Data rows →
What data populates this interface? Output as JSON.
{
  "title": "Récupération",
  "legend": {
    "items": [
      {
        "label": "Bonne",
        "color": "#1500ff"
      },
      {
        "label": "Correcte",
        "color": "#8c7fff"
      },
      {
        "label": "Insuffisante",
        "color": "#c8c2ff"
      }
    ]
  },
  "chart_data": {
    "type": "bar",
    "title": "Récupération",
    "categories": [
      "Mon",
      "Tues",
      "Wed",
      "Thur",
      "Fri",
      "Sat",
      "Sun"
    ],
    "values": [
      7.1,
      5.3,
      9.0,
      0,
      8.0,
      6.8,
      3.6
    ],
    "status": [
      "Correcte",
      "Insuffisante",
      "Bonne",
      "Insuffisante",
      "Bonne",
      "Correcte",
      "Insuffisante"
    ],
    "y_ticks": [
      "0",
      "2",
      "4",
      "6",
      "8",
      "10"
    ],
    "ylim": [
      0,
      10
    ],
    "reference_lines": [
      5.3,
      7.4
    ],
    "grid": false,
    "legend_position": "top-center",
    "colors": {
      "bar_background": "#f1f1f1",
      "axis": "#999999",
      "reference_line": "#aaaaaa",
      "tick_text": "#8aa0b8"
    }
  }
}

* * *

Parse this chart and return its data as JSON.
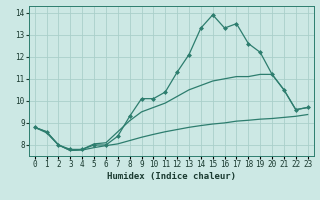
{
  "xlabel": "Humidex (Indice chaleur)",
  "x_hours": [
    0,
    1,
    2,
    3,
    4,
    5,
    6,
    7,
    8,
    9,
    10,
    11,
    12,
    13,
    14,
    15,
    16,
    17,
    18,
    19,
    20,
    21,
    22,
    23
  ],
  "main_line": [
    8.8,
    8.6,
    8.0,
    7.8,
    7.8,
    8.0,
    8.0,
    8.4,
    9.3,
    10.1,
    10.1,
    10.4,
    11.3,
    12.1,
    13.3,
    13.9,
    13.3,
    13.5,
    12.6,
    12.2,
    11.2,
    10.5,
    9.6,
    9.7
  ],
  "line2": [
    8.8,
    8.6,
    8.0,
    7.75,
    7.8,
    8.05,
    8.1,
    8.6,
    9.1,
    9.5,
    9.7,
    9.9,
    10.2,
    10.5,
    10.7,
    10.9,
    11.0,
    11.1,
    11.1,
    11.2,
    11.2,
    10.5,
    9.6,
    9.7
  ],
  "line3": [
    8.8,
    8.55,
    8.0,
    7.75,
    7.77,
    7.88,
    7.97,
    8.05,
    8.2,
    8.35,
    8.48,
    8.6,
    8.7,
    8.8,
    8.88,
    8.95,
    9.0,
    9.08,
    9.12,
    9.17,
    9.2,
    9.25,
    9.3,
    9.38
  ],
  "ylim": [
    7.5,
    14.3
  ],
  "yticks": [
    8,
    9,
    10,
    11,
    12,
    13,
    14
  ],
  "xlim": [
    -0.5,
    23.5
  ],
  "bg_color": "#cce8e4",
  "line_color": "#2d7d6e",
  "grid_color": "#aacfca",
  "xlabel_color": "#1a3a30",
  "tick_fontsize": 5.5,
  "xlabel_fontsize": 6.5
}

Task statement →
From the data, list each line in which the string "Insuffisante" appears.

Result →
        "label": "Insuffisante",
      "Insuffisante",
      "Insuffisante",
      "Insuffisante"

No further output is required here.